**** EXCERPTED RECORDS

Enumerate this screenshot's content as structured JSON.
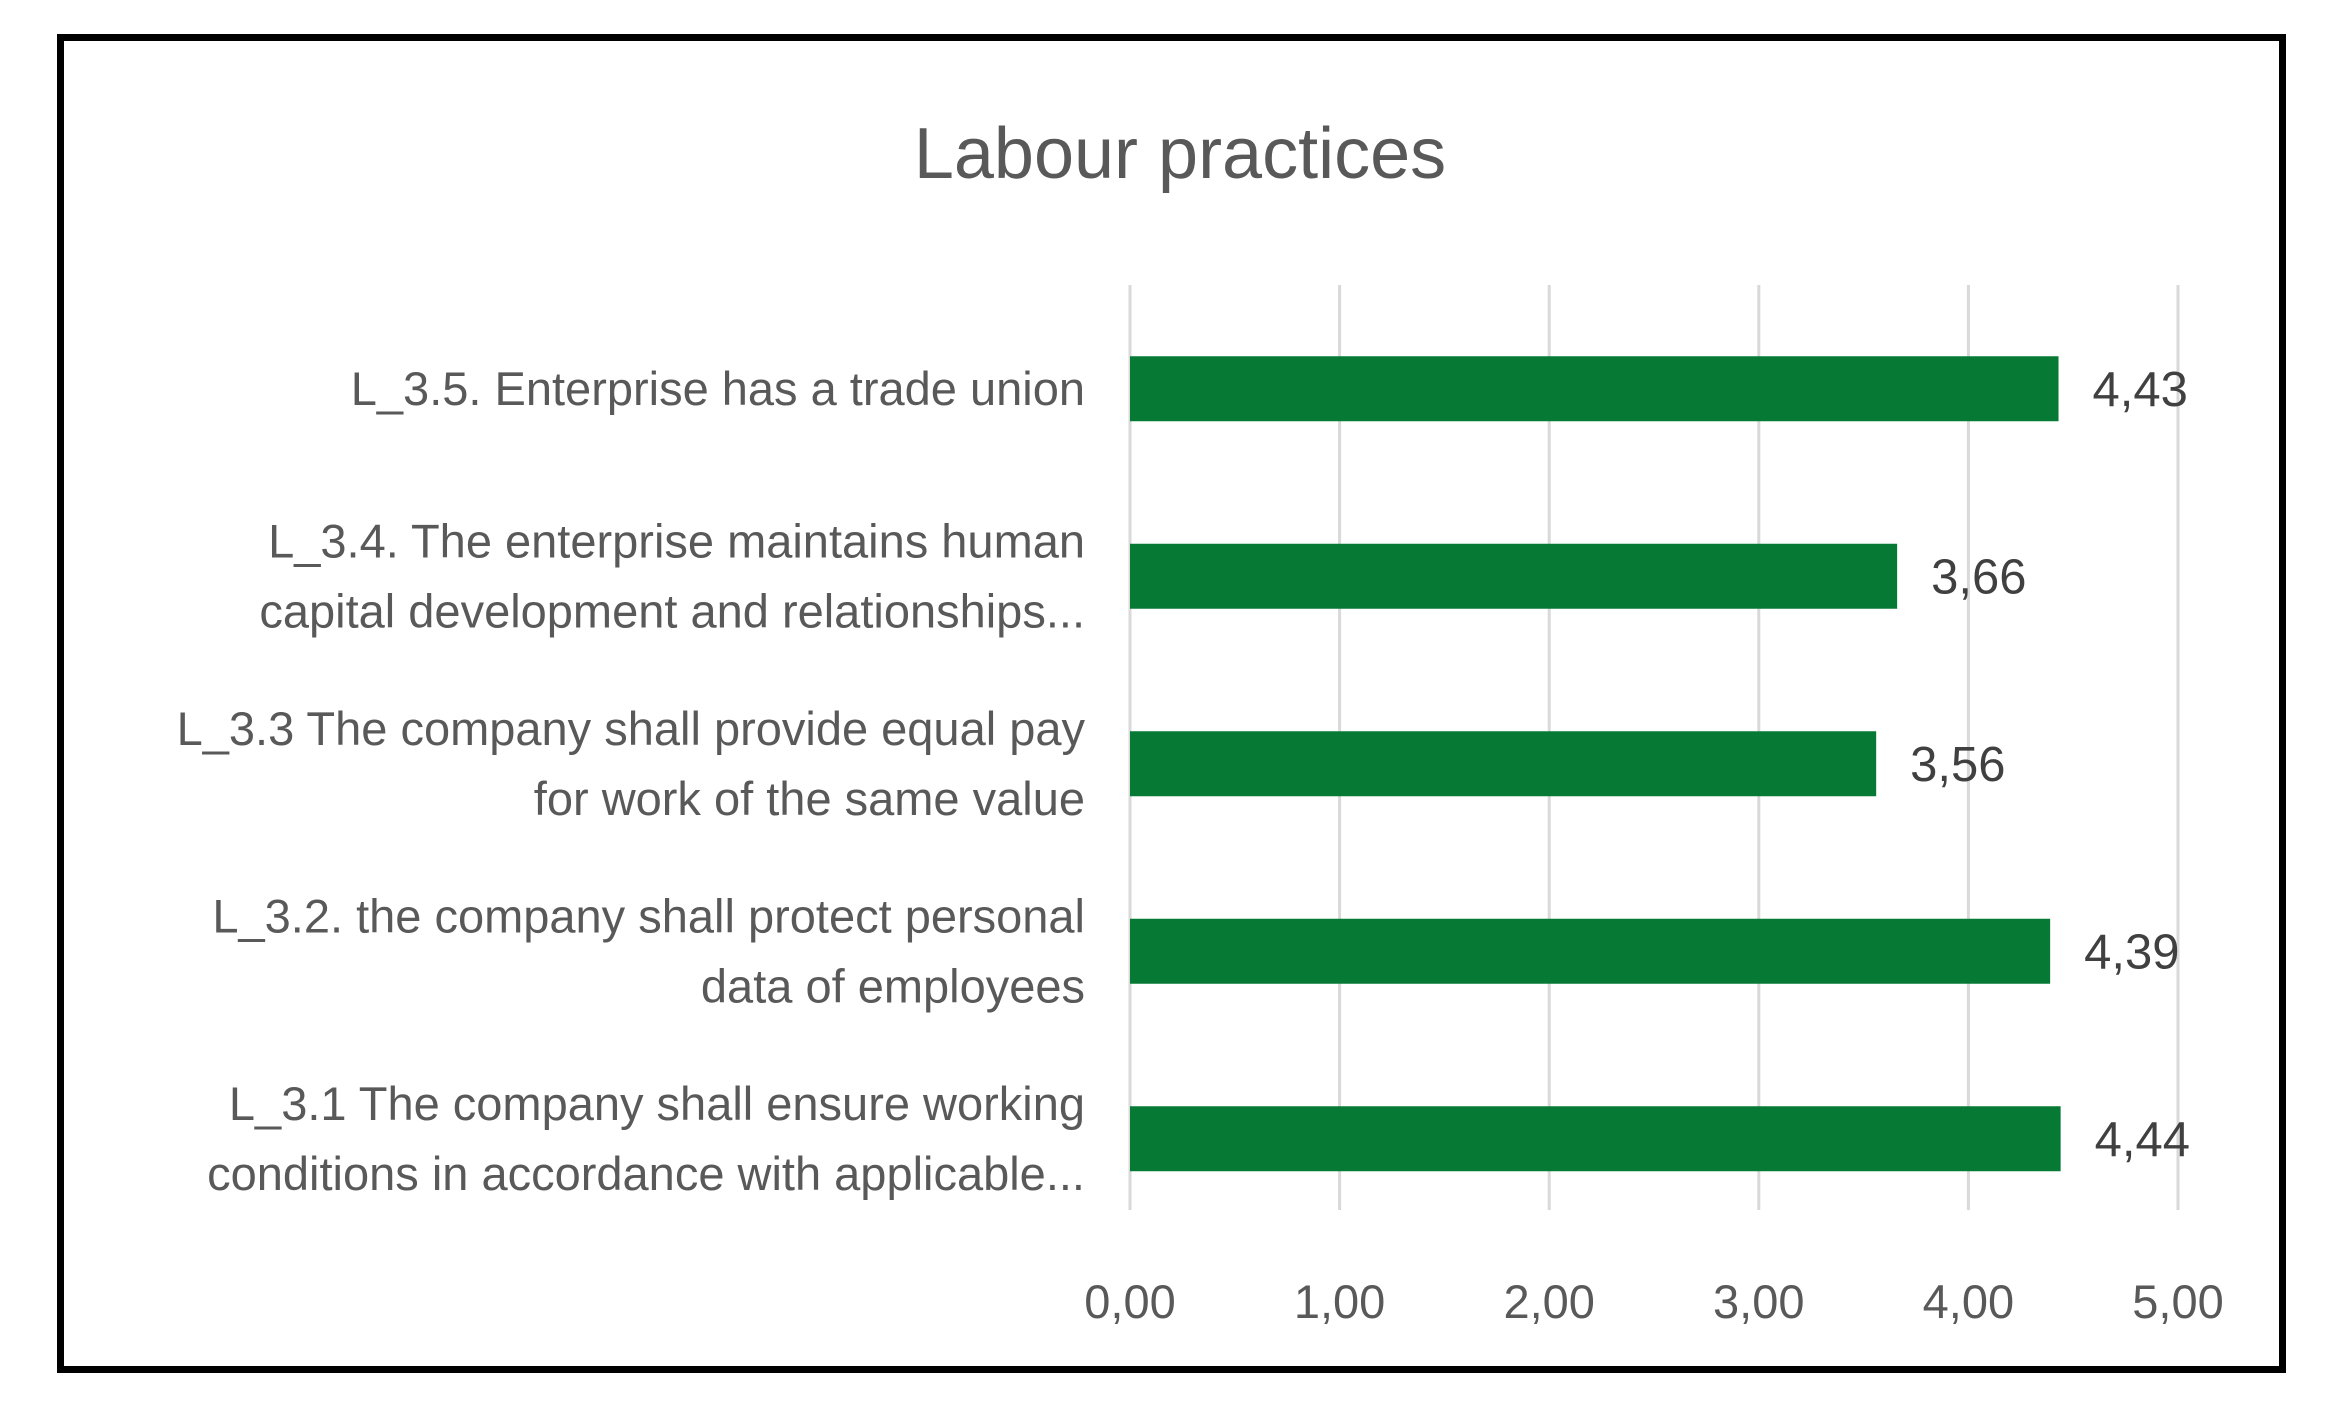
{
  "chart_data": {
    "type": "bar",
    "orientation": "horizontal",
    "title": "Labour practices",
    "categories": [
      [
        "L_3.5. Enterprise has a trade union"
      ],
      [
        "L_3.4. The enterprise maintains human",
        "capital development and relationships..."
      ],
      [
        "L_3.3 The company shall provide equal pay",
        "for work of the same value"
      ],
      [
        "L_3.2. the company shall protect personal",
        "data of employees"
      ],
      [
        "L_3.1 The company shall ensure working",
        "conditions in accordance with applicable..."
      ]
    ],
    "values": [
      4.43,
      3.66,
      3.56,
      4.39,
      4.44
    ],
    "data_labels": [
      "4,43",
      "3,66",
      "3,56",
      "4,39",
      "4,44"
    ],
    "x_ticks": [
      "0,00",
      "1,00",
      "2,00",
      "3,00",
      "4,00",
      "5,00"
    ],
    "xlim": [
      0,
      5
    ],
    "xlabel": "",
    "ylabel": "",
    "grid": "vertical",
    "legend": "none",
    "bar_color": "#067A34",
    "grid_color": "#D9D9D9",
    "text_color": "#595959"
  }
}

********

WHAT IS BEING ASKED
Word for word, quote the full listing, omitting every picture.

RESPONSE BELOW
Enumerate this screenshot's content as structured JSON.
{
  "chart_data": {
    "type": "bar",
    "orientation": "horizontal",
    "title": "Labour practices",
    "categories": [
      [
        "L_3.5. Enterprise has a trade union"
      ],
      [
        "L_3.4. The enterprise maintains human",
        "capital development and relationships..."
      ],
      [
        "L_3.3 The company shall provide equal pay",
        "for work of the same value"
      ],
      [
        "L_3.2. the company shall protect personal",
        "data of employees"
      ],
      [
        "L_3.1 The company shall ensure working",
        "conditions in accordance with applicable..."
      ]
    ],
    "values": [
      4.43,
      3.66,
      3.56,
      4.39,
      4.44
    ],
    "data_labels": [
      "4,43",
      "3,66",
      "3,56",
      "4,39",
      "4,44"
    ],
    "x_ticks": [
      "0,00",
      "1,00",
      "2,00",
      "3,00",
      "4,00",
      "5,00"
    ],
    "xlim": [
      0,
      5
    ],
    "xlabel": "",
    "ylabel": "",
    "grid": "vertical",
    "legend": "none",
    "bar_color": "#067A34",
    "grid_color": "#D9D9D9",
    "text_color": "#595959"
  }
}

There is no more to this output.